— What needs to be done —
Please find all lines in the data that hold the string "network" and copy them.

— Document transcription data —
== Segment start ==
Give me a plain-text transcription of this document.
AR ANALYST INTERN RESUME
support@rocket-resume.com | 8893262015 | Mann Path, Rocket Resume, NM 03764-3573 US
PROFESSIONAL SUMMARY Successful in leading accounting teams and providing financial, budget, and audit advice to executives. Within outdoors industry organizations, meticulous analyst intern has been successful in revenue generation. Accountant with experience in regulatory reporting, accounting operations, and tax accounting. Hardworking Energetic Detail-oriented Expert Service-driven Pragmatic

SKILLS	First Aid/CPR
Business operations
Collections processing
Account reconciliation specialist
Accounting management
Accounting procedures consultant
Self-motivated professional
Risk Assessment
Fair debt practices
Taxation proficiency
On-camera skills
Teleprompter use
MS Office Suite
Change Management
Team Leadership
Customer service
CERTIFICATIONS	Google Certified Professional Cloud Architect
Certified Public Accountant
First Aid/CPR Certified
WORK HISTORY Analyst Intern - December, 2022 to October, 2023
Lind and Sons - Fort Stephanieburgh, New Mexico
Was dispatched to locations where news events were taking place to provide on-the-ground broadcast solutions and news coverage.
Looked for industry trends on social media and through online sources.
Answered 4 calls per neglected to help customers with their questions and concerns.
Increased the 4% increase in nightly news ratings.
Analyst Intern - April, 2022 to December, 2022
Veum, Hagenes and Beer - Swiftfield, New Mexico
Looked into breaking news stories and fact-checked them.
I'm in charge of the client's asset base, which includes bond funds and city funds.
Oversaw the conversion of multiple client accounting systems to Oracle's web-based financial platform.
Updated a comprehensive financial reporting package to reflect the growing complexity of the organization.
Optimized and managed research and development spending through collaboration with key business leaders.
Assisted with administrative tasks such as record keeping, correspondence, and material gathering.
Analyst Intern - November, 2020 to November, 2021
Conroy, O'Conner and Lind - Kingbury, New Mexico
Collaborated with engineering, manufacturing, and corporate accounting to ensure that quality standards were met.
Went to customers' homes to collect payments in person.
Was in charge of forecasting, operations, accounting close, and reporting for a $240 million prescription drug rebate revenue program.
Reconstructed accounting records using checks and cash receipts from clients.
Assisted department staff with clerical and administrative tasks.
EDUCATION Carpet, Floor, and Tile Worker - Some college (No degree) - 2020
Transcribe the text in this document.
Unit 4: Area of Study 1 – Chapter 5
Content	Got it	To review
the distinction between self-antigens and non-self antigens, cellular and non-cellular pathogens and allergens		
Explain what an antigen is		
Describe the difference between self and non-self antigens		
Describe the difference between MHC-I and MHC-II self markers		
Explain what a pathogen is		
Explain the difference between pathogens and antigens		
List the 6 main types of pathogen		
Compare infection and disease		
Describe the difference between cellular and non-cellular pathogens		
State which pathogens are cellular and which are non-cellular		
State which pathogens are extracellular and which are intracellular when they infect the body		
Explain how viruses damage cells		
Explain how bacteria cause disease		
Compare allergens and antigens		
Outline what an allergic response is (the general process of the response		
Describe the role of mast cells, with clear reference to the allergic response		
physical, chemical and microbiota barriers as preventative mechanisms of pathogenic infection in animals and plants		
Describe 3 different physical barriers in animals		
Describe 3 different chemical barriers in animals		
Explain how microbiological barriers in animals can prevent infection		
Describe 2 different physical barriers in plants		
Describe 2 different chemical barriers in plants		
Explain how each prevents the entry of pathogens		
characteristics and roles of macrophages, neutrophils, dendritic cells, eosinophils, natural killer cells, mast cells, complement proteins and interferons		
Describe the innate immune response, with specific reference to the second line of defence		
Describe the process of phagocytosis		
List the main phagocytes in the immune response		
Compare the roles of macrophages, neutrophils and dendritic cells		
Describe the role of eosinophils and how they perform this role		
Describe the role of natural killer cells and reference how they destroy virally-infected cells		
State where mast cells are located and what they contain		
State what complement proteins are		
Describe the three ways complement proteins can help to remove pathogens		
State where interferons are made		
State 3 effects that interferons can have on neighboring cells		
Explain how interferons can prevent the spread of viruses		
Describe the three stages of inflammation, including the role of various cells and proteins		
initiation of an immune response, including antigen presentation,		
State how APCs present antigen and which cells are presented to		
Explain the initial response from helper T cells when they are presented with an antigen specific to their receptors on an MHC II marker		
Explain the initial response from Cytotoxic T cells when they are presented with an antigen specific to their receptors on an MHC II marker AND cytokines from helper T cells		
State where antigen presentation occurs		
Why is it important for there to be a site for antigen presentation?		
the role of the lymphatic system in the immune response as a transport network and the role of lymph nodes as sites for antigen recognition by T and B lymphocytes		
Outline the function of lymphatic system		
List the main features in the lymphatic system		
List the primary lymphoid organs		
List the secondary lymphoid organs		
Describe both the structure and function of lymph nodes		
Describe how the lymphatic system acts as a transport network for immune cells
== Segment end ==
— Response below —
the role of the lymphatic system in the immune response as a transport network and the role of lymph nodes as sites for antigen recognition by T and B lymphocytes		
Describe how the lymphatic system acts as a transport network for immune cells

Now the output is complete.